EXERCISE | Return each line of the data below exactly, omitting any pictures.

BEGIN

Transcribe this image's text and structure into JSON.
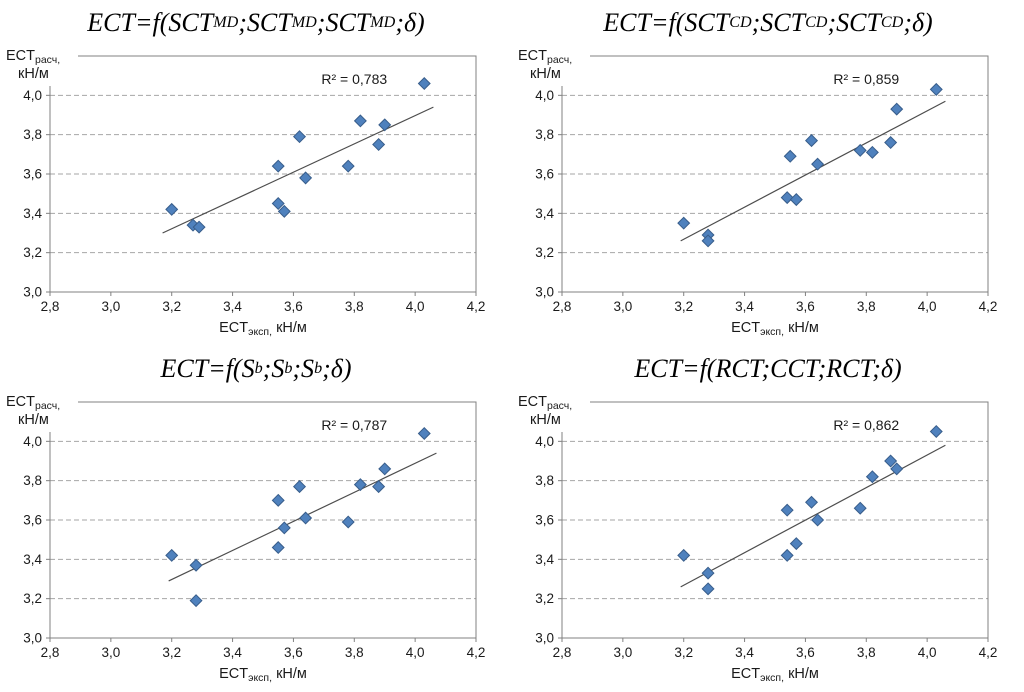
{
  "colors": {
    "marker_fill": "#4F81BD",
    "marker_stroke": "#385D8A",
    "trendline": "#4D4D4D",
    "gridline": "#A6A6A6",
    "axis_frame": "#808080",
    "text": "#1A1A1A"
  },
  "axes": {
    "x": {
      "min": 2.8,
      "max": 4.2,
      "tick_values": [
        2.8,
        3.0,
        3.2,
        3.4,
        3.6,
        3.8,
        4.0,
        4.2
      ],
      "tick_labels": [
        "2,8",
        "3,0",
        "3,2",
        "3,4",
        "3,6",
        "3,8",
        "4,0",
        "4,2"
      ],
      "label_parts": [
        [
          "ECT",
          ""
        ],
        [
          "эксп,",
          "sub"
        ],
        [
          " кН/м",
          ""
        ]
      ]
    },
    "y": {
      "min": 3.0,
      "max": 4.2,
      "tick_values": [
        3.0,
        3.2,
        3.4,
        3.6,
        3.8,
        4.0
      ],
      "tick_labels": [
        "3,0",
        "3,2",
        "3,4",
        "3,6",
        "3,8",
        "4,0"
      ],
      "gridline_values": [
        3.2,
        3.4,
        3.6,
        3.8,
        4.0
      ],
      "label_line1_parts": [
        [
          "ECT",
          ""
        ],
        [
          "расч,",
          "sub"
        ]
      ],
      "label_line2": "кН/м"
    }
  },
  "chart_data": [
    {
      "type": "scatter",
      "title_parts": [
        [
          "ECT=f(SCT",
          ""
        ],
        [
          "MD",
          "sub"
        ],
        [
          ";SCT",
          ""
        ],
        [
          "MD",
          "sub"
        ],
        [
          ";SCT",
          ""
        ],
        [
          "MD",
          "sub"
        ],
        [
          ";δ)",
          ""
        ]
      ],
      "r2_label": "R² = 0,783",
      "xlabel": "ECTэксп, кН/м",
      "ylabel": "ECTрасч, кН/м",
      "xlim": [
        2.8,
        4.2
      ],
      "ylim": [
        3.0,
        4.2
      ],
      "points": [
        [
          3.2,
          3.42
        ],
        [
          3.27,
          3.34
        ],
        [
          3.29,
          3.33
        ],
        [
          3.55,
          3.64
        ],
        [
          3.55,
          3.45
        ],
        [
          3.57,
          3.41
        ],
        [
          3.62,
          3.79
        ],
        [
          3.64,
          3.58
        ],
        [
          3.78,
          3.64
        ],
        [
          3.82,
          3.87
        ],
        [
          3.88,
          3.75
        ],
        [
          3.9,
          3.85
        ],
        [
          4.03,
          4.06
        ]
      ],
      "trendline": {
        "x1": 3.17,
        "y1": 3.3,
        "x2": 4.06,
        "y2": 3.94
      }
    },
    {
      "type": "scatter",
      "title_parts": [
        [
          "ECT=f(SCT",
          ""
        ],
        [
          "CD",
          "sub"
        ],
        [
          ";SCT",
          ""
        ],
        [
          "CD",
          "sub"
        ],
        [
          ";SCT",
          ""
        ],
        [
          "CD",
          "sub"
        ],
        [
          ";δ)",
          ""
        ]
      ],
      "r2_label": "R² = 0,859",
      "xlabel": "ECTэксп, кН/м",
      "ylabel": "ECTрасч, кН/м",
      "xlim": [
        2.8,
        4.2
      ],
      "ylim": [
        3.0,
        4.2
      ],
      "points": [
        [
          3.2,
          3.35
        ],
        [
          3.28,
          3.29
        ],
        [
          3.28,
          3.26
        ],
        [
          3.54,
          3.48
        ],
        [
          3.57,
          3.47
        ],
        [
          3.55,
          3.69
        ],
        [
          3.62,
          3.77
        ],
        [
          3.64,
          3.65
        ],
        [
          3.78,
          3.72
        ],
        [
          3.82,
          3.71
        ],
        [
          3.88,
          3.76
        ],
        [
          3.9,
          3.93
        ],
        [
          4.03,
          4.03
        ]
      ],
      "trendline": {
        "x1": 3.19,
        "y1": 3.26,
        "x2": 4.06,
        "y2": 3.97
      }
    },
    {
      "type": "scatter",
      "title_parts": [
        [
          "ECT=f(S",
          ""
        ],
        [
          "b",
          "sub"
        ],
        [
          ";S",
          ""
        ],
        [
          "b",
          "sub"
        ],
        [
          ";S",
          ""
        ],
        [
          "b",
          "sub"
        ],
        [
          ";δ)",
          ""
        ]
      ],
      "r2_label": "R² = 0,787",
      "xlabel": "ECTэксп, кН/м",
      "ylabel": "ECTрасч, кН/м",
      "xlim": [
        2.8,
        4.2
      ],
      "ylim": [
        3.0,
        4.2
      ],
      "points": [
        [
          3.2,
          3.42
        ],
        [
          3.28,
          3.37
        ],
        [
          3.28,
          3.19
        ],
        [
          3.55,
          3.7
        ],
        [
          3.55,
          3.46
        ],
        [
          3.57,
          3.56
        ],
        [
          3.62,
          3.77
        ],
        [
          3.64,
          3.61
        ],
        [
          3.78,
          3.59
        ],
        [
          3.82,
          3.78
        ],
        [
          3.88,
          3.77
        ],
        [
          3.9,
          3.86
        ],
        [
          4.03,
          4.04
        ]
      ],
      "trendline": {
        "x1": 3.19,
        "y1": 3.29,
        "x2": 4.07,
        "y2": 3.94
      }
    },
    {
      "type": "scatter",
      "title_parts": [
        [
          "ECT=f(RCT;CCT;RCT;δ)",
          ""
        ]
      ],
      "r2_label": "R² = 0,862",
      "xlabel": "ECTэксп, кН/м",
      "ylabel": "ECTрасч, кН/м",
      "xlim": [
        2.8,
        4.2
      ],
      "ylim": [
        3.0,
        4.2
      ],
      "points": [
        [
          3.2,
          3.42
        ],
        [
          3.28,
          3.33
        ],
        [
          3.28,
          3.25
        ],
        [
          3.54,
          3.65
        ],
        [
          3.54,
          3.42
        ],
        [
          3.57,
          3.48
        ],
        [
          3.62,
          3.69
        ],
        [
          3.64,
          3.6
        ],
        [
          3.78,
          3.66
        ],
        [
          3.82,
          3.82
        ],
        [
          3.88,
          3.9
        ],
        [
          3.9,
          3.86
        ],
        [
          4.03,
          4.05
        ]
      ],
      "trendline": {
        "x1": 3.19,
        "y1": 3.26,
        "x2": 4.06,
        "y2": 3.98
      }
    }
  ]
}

END

CORRECT ANSWER |
Transcribe this image's text and structure into JSON.
{
  "colors": {
    "marker_fill": "#4F81BD",
    "marker_stroke": "#385D8A",
    "trendline": "#4D4D4D",
    "gridline": "#A6A6A6",
    "axis_frame": "#808080",
    "text": "#1A1A1A"
  },
  "axes": {
    "x": {
      "min": 2.8,
      "max": 4.2,
      "tick_values": [
        2.8,
        3.0,
        3.2,
        3.4,
        3.6,
        3.8,
        4.0,
        4.2
      ],
      "tick_labels": [
        "2,8",
        "3,0",
        "3,2",
        "3,4",
        "3,6",
        "3,8",
        "4,0",
        "4,2"
      ],
      "label_parts": [
        [
          "ECT",
          ""
        ],
        [
          "эксп,",
          "sub"
        ],
        [
          " кН/м",
          ""
        ]
      ]
    },
    "y": {
      "min": 3.0,
      "max": 4.2,
      "tick_values": [
        3.0,
        3.2,
        3.4,
        3.6,
        3.8,
        4.0
      ],
      "tick_labels": [
        "3,0",
        "3,2",
        "3,4",
        "3,6",
        "3,8",
        "4,0"
      ],
      "gridline_values": [
        3.2,
        3.4,
        3.6,
        3.8,
        4.0
      ],
      "label_line1_parts": [
        [
          "ECT",
          ""
        ],
        [
          "расч,",
          "sub"
        ]
      ],
      "label_line2": "кН/м"
    }
  },
  "chart_data": [
    {
      "type": "scatter",
      "title_parts": [
        [
          "ECT=f(SCT",
          ""
        ],
        [
          "MD",
          "sub"
        ],
        [
          ";SCT",
          ""
        ],
        [
          "MD",
          "sub"
        ],
        [
          ";SCT",
          ""
        ],
        [
          "MD",
          "sub"
        ],
        [
          ";δ)",
          ""
        ]
      ],
      "r2_label": "R² = 0,783",
      "xlabel": "ECTэксп, кН/м",
      "ylabel": "ECTрасч, кН/м",
      "xlim": [
        2.8,
        4.2
      ],
      "ylim": [
        3.0,
        4.2
      ],
      "points": [
        [
          3.2,
          3.42
        ],
        [
          3.27,
          3.34
        ],
        [
          3.29,
          3.33
        ],
        [
          3.55,
          3.64
        ],
        [
          3.55,
          3.45
        ],
        [
          3.57,
          3.41
        ],
        [
          3.62,
          3.79
        ],
        [
          3.64,
          3.58
        ],
        [
          3.78,
          3.64
        ],
        [
          3.82,
          3.87
        ],
        [
          3.88,
          3.75
        ],
        [
          3.9,
          3.85
        ],
        [
          4.03,
          4.06
        ]
      ],
      "trendline": {
        "x1": 3.17,
        "y1": 3.3,
        "x2": 4.06,
        "y2": 3.94
      }
    },
    {
      "type": "scatter",
      "title_parts": [
        [
          "ECT=f(SCT",
          ""
        ],
        [
          "CD",
          "sub"
        ],
        [
          ";SCT",
          ""
        ],
        [
          "CD",
          "sub"
        ],
        [
          ";SCT",
          ""
        ],
        [
          "CD",
          "sub"
        ],
        [
          ";δ)",
          ""
        ]
      ],
      "r2_label": "R² = 0,859",
      "xlabel": "ECTэксп, кН/м",
      "ylabel": "ECTрасч, кН/м",
      "xlim": [
        2.8,
        4.2
      ],
      "ylim": [
        3.0,
        4.2
      ],
      "points": [
        [
          3.2,
          3.35
        ],
        [
          3.28,
          3.29
        ],
        [
          3.28,
          3.26
        ],
        [
          3.54,
          3.48
        ],
        [
          3.57,
          3.47
        ],
        [
          3.55,
          3.69
        ],
        [
          3.62,
          3.77
        ],
        [
          3.64,
          3.65
        ],
        [
          3.78,
          3.72
        ],
        [
          3.82,
          3.71
        ],
        [
          3.88,
          3.76
        ],
        [
          3.9,
          3.93
        ],
        [
          4.03,
          4.03
        ]
      ],
      "trendline": {
        "x1": 3.19,
        "y1": 3.26,
        "x2": 4.06,
        "y2": 3.97
      }
    },
    {
      "type": "scatter",
      "title_parts": [
        [
          "ECT=f(S",
          ""
        ],
        [
          "b",
          "sub"
        ],
        [
          ";S",
          ""
        ],
        [
          "b",
          "sub"
        ],
        [
          ";S",
          ""
        ],
        [
          "b",
          "sub"
        ],
        [
          ";δ)",
          ""
        ]
      ],
      "r2_label": "R² = 0,787",
      "xlabel": "ECTэксп, кН/м",
      "ylabel": "ECTрасч, кН/м",
      "xlim": [
        2.8,
        4.2
      ],
      "ylim": [
        3.0,
        4.2
      ],
      "points": [
        [
          3.2,
          3.42
        ],
        [
          3.28,
          3.37
        ],
        [
          3.28,
          3.19
        ],
        [
          3.55,
          3.7
        ],
        [
          3.55,
          3.46
        ],
        [
          3.57,
          3.56
        ],
        [
          3.62,
          3.77
        ],
        [
          3.64,
          3.61
        ],
        [
          3.78,
          3.59
        ],
        [
          3.82,
          3.78
        ],
        [
          3.88,
          3.77
        ],
        [
          3.9,
          3.86
        ],
        [
          4.03,
          4.04
        ]
      ],
      "trendline": {
        "x1": 3.19,
        "y1": 3.29,
        "x2": 4.07,
        "y2": 3.94
      }
    },
    {
      "type": "scatter",
      "title_parts": [
        [
          "ECT=f(RCT;CCT;RCT;δ)",
          ""
        ]
      ],
      "r2_label": "R² = 0,862",
      "xlabel": "ECTэксп, кН/м",
      "ylabel": "ECTрасч, кН/м",
      "xlim": [
        2.8,
        4.2
      ],
      "ylim": [
        3.0,
        4.2
      ],
      "points": [
        [
          3.2,
          3.42
        ],
        [
          3.28,
          3.33
        ],
        [
          3.28,
          3.25
        ],
        [
          3.54,
          3.65
        ],
        [
          3.54,
          3.42
        ],
        [
          3.57,
          3.48
        ],
        [
          3.62,
          3.69
        ],
        [
          3.64,
          3.6
        ],
        [
          3.78,
          3.66
        ],
        [
          3.82,
          3.82
        ],
        [
          3.88,
          3.9
        ],
        [
          3.9,
          3.86
        ],
        [
          4.03,
          4.05
        ]
      ],
      "trendline": {
        "x1": 3.19,
        "y1": 3.26,
        "x2": 4.06,
        "y2": 3.98
      }
    }
  ]
}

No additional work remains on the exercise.